**Task objective:** Every line of the data that contains the string "none" must be copied.

**Source records:**
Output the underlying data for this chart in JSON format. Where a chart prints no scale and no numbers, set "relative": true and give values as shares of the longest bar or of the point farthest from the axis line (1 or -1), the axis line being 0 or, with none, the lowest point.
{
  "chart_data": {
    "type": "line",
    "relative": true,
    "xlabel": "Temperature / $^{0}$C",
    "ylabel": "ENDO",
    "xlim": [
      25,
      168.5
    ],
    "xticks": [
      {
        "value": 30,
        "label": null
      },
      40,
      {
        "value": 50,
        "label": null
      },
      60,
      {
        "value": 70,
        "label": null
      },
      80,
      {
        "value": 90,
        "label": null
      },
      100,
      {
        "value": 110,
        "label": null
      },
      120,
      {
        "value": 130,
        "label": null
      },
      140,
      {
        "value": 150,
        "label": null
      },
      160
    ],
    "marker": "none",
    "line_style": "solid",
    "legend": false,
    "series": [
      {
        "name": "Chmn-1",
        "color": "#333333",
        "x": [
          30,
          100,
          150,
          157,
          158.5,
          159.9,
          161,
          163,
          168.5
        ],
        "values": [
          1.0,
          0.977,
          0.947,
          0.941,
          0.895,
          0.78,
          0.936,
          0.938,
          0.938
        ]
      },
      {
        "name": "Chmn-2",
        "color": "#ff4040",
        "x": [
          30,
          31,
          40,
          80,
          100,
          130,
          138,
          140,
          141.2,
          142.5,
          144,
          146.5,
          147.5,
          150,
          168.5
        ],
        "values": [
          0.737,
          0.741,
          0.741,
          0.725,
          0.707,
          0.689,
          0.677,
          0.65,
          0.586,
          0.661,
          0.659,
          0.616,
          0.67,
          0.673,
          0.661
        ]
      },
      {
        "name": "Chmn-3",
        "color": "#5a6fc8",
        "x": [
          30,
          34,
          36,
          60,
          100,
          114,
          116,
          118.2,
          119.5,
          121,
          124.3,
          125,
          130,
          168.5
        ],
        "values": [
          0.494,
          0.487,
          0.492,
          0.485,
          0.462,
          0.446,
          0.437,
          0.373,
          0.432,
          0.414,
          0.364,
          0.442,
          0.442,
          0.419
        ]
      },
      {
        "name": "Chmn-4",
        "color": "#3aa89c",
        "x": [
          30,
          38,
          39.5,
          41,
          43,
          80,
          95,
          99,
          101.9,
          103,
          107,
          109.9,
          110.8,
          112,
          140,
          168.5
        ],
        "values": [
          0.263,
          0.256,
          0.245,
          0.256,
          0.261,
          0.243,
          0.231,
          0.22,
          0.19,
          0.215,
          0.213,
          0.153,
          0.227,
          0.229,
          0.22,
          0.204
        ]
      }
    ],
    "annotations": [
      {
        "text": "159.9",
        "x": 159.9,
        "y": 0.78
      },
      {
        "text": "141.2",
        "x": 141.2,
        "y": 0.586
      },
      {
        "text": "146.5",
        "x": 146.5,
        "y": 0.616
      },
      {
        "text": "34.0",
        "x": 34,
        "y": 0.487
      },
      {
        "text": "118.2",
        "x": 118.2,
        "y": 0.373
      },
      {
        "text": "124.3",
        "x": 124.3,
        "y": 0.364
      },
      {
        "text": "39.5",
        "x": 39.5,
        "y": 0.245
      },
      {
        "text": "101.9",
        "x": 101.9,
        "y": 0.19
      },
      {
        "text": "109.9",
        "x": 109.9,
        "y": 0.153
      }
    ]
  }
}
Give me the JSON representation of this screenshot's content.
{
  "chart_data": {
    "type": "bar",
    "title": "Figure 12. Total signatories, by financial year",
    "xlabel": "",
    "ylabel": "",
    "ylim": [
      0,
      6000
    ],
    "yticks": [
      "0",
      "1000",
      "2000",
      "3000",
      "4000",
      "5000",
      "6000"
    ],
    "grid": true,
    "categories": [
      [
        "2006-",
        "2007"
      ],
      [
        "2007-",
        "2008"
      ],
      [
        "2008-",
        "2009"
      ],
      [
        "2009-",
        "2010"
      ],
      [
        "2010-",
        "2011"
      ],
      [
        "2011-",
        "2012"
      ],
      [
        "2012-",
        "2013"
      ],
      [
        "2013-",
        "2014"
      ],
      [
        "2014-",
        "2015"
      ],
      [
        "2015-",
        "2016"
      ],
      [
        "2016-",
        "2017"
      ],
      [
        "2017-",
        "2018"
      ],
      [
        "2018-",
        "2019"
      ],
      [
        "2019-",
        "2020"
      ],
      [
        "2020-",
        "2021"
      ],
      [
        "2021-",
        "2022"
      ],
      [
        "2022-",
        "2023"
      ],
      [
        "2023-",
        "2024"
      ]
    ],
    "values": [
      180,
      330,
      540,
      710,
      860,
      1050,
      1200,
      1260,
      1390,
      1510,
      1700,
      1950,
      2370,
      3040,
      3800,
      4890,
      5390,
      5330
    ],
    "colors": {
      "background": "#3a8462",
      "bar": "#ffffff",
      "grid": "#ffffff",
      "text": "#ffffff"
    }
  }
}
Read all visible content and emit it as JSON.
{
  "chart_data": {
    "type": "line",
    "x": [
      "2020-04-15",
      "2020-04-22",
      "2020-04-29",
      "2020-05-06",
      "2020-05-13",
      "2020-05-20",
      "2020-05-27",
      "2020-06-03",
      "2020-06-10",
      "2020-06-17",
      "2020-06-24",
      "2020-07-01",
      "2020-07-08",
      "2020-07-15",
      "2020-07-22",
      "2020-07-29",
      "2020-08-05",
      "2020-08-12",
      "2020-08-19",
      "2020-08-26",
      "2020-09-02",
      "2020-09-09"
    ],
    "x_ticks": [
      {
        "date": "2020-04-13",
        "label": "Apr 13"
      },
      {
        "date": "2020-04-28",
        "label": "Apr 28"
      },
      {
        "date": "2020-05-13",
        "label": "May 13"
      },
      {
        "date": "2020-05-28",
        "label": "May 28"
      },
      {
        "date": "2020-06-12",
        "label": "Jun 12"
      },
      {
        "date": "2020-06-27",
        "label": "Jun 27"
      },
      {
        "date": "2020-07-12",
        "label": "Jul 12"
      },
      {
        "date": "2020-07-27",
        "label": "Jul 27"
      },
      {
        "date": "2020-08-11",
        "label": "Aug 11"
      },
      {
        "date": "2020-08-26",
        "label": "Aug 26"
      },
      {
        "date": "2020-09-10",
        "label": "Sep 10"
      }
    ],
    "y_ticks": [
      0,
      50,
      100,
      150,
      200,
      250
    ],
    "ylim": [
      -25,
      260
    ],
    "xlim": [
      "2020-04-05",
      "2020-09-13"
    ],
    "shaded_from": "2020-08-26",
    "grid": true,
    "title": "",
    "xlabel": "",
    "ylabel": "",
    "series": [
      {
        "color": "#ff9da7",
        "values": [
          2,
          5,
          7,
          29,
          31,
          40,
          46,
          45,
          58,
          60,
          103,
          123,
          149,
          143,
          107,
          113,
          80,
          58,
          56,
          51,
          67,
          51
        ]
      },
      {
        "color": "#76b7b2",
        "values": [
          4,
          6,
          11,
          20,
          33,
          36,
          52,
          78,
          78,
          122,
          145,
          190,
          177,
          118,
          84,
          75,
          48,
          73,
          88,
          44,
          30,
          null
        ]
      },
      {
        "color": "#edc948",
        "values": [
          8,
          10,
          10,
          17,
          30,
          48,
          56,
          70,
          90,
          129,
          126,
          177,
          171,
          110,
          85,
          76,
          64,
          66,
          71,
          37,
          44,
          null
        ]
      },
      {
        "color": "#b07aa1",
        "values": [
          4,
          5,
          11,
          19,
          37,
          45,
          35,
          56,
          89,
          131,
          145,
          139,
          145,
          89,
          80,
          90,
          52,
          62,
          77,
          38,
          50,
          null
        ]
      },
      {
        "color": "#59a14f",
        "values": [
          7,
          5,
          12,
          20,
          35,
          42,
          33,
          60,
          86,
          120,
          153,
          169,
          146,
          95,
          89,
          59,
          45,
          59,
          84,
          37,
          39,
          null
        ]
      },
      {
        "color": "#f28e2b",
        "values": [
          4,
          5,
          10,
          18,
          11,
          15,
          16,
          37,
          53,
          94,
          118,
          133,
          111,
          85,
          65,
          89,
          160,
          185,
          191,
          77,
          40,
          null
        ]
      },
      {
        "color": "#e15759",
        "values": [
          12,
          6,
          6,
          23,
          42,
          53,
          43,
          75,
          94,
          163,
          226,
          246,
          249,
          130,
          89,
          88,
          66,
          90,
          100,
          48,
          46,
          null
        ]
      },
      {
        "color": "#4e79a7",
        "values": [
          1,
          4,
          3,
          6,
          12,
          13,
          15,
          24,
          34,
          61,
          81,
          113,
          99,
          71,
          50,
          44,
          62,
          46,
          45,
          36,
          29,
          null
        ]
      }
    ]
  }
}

**Reply:**
Output the underlying data for this chart in JSON format. Where a chart prints no scale and no numbers, set "relative": true and give values as shares of the longest bar or of the point farthest from the axis line (1 or -1), the axis line being 0 or, with none, the lowest point.
    "marker": "none",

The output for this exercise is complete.